* _Provided records_
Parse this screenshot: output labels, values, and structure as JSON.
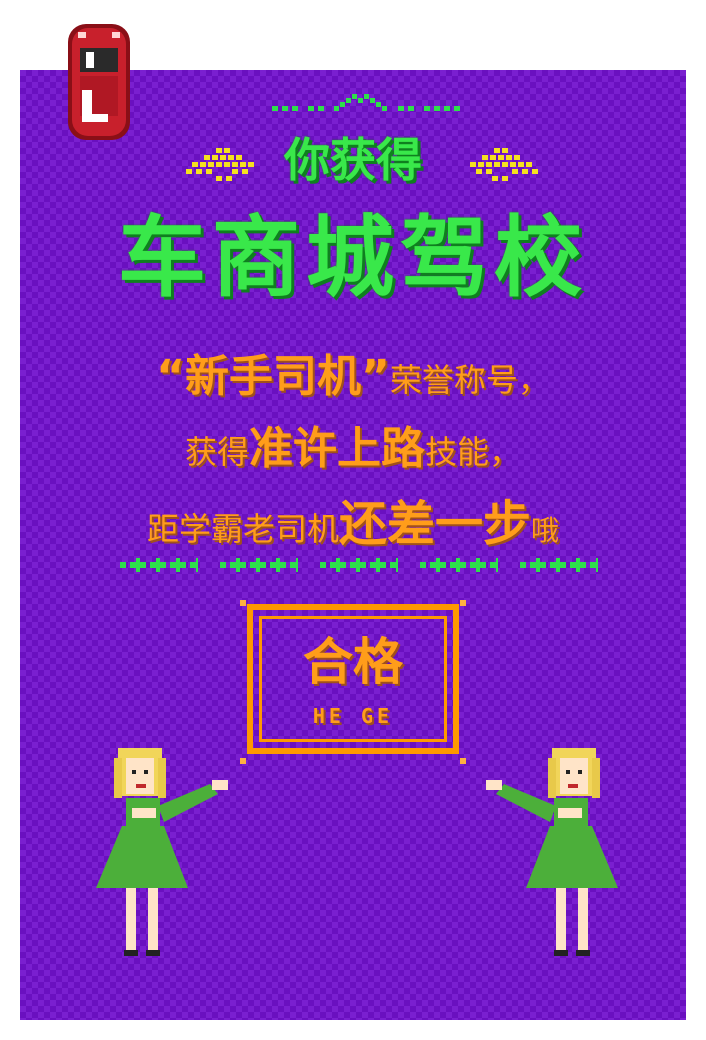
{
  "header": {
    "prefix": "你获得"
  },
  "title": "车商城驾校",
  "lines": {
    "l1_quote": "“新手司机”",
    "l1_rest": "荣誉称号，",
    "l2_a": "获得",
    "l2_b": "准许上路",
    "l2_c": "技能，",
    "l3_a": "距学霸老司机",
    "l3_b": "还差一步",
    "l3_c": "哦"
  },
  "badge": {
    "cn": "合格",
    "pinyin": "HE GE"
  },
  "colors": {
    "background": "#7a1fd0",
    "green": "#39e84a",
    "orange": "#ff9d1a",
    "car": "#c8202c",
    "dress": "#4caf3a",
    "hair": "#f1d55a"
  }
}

---

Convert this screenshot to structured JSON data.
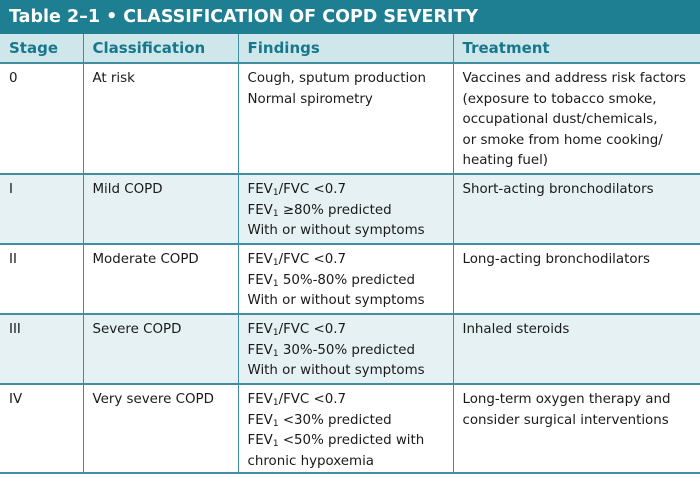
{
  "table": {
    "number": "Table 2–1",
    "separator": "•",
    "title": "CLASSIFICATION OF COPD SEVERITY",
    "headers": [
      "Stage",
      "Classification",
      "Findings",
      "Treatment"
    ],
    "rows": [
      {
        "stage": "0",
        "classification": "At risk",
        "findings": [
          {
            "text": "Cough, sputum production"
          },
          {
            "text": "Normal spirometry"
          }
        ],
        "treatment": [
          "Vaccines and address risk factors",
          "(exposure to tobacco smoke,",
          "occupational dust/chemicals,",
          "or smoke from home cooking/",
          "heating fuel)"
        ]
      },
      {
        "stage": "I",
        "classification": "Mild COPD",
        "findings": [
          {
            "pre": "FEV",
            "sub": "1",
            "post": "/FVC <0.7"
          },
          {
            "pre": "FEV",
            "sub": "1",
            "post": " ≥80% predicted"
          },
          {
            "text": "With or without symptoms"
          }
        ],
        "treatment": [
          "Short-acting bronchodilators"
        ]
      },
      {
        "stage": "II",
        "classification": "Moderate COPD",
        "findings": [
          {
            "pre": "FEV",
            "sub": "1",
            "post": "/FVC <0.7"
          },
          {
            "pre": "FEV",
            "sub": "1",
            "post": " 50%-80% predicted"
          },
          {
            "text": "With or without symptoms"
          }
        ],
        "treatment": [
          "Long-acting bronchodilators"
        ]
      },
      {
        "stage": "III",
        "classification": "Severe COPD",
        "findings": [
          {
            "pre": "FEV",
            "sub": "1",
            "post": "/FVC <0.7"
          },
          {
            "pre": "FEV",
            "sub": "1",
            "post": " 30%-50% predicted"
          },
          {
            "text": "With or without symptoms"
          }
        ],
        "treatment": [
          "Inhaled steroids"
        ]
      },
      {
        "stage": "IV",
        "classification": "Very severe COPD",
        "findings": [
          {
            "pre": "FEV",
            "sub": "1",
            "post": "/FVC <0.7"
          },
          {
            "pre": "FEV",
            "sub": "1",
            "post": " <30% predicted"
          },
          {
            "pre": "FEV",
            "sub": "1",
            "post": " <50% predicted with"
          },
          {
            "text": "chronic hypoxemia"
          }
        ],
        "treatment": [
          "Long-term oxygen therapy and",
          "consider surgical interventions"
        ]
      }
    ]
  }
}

* _Your task_
Which lines in the listing above hold the word "JSON"? Show each of them.

* _Response below_
Parse this screenshot: output labels, values, and structure as JSON.
Convert this screenshot to structured JSON data.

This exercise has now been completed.